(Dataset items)
·····

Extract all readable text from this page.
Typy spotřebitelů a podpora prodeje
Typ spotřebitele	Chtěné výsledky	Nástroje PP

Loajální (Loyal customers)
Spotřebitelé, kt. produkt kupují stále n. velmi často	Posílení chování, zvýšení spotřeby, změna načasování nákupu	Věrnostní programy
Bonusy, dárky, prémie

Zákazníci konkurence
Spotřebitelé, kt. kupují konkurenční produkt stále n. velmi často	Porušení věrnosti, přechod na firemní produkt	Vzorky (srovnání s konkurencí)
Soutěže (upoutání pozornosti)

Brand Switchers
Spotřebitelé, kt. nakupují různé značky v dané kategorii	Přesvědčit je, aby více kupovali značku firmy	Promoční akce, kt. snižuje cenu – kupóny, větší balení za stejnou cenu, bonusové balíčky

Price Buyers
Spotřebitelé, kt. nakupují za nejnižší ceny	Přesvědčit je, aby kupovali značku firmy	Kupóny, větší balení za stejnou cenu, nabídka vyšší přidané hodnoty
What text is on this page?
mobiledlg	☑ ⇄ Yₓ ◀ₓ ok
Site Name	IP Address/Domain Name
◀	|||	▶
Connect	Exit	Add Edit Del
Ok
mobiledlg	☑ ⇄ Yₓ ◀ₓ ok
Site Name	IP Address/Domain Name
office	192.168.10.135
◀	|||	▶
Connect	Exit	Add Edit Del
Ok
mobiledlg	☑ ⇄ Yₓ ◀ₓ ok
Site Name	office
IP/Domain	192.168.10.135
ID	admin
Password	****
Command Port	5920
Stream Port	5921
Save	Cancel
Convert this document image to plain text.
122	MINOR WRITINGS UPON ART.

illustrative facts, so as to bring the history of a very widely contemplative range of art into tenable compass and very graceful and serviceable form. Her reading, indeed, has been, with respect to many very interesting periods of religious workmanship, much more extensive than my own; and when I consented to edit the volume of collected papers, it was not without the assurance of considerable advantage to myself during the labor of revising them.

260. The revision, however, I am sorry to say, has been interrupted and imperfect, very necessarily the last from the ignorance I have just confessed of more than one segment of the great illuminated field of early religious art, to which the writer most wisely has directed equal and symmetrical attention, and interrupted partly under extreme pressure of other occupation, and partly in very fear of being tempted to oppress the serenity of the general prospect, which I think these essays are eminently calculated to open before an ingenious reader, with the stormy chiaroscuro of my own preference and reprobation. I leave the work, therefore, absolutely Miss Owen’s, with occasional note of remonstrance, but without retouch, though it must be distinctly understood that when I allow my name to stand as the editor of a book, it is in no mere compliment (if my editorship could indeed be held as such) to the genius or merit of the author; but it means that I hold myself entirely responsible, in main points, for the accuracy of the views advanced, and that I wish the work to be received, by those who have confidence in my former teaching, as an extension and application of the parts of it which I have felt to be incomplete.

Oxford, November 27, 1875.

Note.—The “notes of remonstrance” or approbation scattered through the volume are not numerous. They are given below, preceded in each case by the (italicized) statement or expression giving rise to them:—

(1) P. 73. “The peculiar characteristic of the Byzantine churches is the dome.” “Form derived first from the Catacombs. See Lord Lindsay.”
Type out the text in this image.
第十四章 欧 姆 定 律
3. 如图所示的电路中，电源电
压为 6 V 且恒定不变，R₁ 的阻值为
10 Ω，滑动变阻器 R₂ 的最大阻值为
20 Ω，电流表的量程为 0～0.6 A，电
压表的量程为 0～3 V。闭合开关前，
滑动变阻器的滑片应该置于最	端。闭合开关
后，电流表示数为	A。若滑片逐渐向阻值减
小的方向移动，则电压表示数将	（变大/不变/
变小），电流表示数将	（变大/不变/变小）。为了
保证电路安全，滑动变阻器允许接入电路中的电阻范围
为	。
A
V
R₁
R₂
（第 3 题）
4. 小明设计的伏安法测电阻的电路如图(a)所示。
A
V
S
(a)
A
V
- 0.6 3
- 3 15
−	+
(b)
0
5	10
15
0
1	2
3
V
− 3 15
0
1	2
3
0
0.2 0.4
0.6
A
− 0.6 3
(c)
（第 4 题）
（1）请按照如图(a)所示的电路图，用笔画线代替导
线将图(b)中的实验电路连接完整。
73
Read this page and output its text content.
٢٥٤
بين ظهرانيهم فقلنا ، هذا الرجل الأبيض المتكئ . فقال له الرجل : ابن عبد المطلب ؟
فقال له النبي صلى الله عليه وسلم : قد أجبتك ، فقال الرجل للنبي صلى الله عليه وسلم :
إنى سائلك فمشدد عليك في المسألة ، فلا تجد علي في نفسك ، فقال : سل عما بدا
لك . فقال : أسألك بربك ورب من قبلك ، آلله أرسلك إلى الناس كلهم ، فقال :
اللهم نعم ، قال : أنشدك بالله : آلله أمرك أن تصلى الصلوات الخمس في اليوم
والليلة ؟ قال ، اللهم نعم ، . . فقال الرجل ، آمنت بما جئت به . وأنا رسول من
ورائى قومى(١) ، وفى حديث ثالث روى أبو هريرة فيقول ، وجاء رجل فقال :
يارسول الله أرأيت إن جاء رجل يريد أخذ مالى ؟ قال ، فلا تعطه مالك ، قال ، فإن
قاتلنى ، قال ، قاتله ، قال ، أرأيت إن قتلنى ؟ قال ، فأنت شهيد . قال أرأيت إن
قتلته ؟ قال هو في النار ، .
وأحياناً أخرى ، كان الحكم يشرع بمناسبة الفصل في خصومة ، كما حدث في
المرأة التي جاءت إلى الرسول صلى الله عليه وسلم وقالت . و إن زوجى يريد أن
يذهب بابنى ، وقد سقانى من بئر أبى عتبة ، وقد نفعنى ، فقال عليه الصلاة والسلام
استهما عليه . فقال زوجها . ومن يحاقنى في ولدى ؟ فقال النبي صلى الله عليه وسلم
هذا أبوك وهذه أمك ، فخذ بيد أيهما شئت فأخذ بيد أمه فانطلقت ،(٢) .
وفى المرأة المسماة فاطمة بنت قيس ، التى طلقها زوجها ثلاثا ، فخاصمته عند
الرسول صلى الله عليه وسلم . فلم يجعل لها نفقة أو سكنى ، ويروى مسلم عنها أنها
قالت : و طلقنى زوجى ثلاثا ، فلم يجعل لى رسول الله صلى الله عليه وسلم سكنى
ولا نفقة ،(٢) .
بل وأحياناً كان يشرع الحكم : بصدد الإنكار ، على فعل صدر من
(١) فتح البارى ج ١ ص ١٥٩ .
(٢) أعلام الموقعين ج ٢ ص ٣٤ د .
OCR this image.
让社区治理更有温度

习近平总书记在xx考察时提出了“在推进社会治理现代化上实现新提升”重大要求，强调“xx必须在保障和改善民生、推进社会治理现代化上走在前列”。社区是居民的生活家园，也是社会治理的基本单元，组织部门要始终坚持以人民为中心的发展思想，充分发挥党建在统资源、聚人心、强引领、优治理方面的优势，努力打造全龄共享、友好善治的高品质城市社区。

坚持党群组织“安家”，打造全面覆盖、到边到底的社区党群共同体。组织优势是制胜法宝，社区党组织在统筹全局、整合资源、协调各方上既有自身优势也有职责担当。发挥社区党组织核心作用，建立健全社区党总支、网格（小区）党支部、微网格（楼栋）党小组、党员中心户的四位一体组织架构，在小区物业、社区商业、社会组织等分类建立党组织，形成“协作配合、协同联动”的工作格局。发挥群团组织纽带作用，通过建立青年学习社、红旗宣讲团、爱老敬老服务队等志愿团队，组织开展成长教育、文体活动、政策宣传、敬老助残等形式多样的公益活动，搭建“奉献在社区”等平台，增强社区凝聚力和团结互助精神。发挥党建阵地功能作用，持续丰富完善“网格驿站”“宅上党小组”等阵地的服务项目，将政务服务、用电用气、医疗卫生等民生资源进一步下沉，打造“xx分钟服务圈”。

·····

* Problem description *
Print the whole listing exactly as it is.

* In response *
Extract all readable text from this page.
Typy spotřebitelů a podpora prodeje
Typ spotřebitele	Chtěné výsledky	Nástroje PP

Loajální (Loyal customers)
Spotřebitelé, kt. produkt kupují stále n. velmi často	Posílení chování, zvýšení spotřeby, změna načasování nákupu	Věrnostní programy
Bonusy, dárky, prémie

Zákazníci konkurence
Spotřebitelé, kt. kupují konkurenční produkt stále n. velmi často	Porušení věrnosti, přechod na firemní produkt	Vzorky (srovnání s konkurencí)
Soutěže (upoutání pozornosti)

Brand Switchers
Spotřebitelé, kt. nakupují různé značky v dané kategorii	Přesvědčit je, aby více kupovali značku firmy	Promoční akce, kt. snižuje cenu – kupóny, větší balení za stejnou cenu, bonusové balíčky

Price Buyers
Spotřebitelé, kt. nakupují za nejnižší ceny	Přesvědčit je, aby kupovali značku firmy	Kupóny, větší balení za stejnou cenu, nabídka vyšší přidané hodnoty
What text is on this page?
mobiledlg	☑ ⇄ Yₓ ◀ₓ ok
Site Name	IP Address/Domain Name
◀	|||	▶
Connect	Exit	Add Edit Del
Ok
mobiledlg	☑ ⇄ Yₓ ◀ₓ ok
Site Name	IP Address/Domain Name
office	192.168.10.135
◀	|||	▶
Connect	Exit	Add Edit Del
Ok
mobiledlg	☑ ⇄ Yₓ ◀ₓ ok
Site Name	office
IP/Domain	192.168.10.135
ID	admin
Password	****
Command Port	5920
Stream Port	5921
Save	Cancel
Convert this document image to plain text.
122	MINOR WRITINGS UPON ART.

illustrative facts, so as to bring the history of a very widely contemplative range of art into tenable compass and very graceful and serviceable form. Her reading, indeed, has been, with respect to many very interesting periods of religious workmanship, much more extensive than my own; and when I consented to edit the volume of collected papers, it was not without the assurance of considerable advantage to myself during the labor of revising them.

260. The revision, however, I am sorry to say, has been interrupted and imperfect, very necessarily the last from the ignorance I have just confessed of more than one segment of the great illuminated field of early religious art, to which the writer most wisely has directed equal and symmetrical attention, and interrupted partly under extreme pressure of other occupation, and partly in very fear of being tempted to oppress the serenity of the general prospect, which I think these essays are eminently calculated to open before an ingenious reader, with the stormy chiaroscuro of my own preference and reprobation. I leave the work, therefore, absolutely Miss Owen’s, with occasional note of remonstrance, but without retouch, though it must be distinctly understood that when I allow my name to stand as the editor of a book, it is in no mere compliment (if my editorship could indeed be held as such) to the genius or merit of the author; but it means that I hold myself entirely responsible, in main points, for the accuracy of the views advanced, and that I wish the work to be received, by those who have confidence in my former teaching, as an extension and application of the parts of it which I have felt to be incomplete.

Oxford, November 27, 1875.

Note.—The “notes of remonstrance” or approbation scattered through the volume are not numerous. They are given below, preceded in each case by the (italicized) statement or expression giving rise to them:—

(1) P. 73. “The peculiar characteristic of the Byzantine churches is the dome.” “Form derived first from the Catacombs. See Lord Lindsay.”
Type out the text in this image.
第十四章 欧 姆 定 律
3. 如图所示的电路中，电源电
压为 6 V 且恒定不变，R₁ 的阻值为
10 Ω，滑动变阻器 R₂ 的最大阻值为
20 Ω，电流表的量程为 0～0.6 A，电
压表的量程为 0～3 V。闭合开关前，
滑动变阻器的滑片应该置于最	端。闭合开关
后，电流表示数为	A。若滑片逐渐向阻值减
小的方向移动，则电压表示数将	（变大/不变/
变小），电流表示数将	（变大/不变/变小）。为了
保证电路安全，滑动变阻器允许接入电路中的电阻范围
为	。
A
V
R₁
R₂
（第 3 题）
4. 小明设计的伏安法测电阻的电路如图(a)所示。
A
V
S
(a)
A
V
- 0.6 3
- 3 15
−	+
(b)
0
5	10
15
0
1	2
3
V
− 3 15
0
1	2
3
0
0.2 0.4
0.6
A
− 0.6 3
(c)
（第 4 题）
（1）请按照如图(a)所示的电路图，用笔画线代替导
线将图(b)中的实验电路连接完整。
73
Read this page and output its text content.
٢٥٤
بين ظهرانيهم فقلنا ، هذا الرجل الأبيض المتكئ . فقال له الرجل : ابن عبد المطلب ؟
فقال له النبي صلى الله عليه وسلم : قد أجبتك ، فقال الرجل للنبي صلى الله عليه وسلم :
إنى سائلك فمشدد عليك في المسألة ، فلا تجد علي في نفسك ، فقال : سل عما بدا
لك . فقال : أسألك بربك ورب من قبلك ، آلله أرسلك إلى الناس كلهم ، فقال :
اللهم نعم ، قال : أنشدك بالله : آلله أمرك أن تصلى الصلوات الخمس في اليوم
والليلة ؟ قال ، اللهم نعم ، . . فقال الرجل ، آمنت بما جئت به . وأنا رسول من
ورائى قومى(١) ، وفى حديث ثالث روى أبو هريرة فيقول ، وجاء رجل فقال :
يارسول الله أرأيت إن جاء رجل يريد أخذ مالى ؟ قال ، فلا تعطه مالك ، قال ، فإن
قاتلنى ، قال ، قاتله ، قال ، أرأيت إن قتلنى ؟ قال ، فأنت شهيد . قال أرأيت إن
قتلته ؟ قال هو في النار ، .
وأحياناً أخرى ، كان الحكم يشرع بمناسبة الفصل في خصومة ، كما حدث في
المرأة التي جاءت إلى الرسول صلى الله عليه وسلم وقالت . و إن زوجى يريد أن
يذهب بابنى ، وقد سقانى من بئر أبى عتبة ، وقد نفعنى ، فقال عليه الصلاة والسلام
استهما عليه . فقال زوجها . ومن يحاقنى في ولدى ؟ فقال النبي صلى الله عليه وسلم
هذا أبوك وهذه أمك ، فخذ بيد أيهما شئت فأخذ بيد أمه فانطلقت ،(٢) .
وفى المرأة المسماة فاطمة بنت قيس ، التى طلقها زوجها ثلاثا ، فخاصمته عند
الرسول صلى الله عليه وسلم . فلم يجعل لها نفقة أو سكنى ، ويروى مسلم عنها أنها
قالت : و طلقنى زوجى ثلاثا ، فلم يجعل لى رسول الله صلى الله عليه وسلم سكنى
ولا نفقة ،(٢) .
بل وأحياناً كان يشرع الحكم : بصدد الإنكار ، على فعل صدر من
(١) فتح البارى ج ١ ص ١٥٩ .
(٢) أعلام الموقعين ج ٢ ص ٣٤ د .
OCR this image.
让社区治理更有温度

习近平总书记在xx考察时提出了“在推进社会治理现代化上实现新提升”重大要求，强调“xx必须在保障和改善民生、推进社会治理现代化上走在前列”。社区是居民的生活家园，也是社会治理的基本单元，组织部门要始终坚持以人民为中心的发展思想，充分发挥党建在统资源、聚人心、强引领、优治理方面的优势，努力打造全龄共享、友好善治的高品质城市社区。

坚持党群组织“安家”，打造全面覆盖、到边到底的社区党群共同体。组织优势是制胜法宝，社区党组织在统筹全局、整合资源、协调各方上既有自身优势也有职责担当。发挥社区党组织核心作用，建立健全社区党总支、网格（小区）党支部、微网格（楼栋）党小组、党员中心户的四位一体组织架构，在小区物业、社区商业、社会组织等分类建立党组织，形成“协作配合、协同联动”的工作格局。发挥群团组织纽带作用，通过建立青年学习社、红旗宣讲团、爱老敬老服务队等志愿团队，组织开展成长教育、文体活动、政策宣传、敬老助残等形式多样的公益活动，搭建“奉献在社区”等平台，增强社区凝聚力和团结互助精神。发挥党建阵地功能作用，持续丰富完善“网格驿站”“宅上党小组”等阵地的服务项目，将政务服务、用电用气、医疗卫生等民生资源进一步下沉，打造“xx分钟服务圈”。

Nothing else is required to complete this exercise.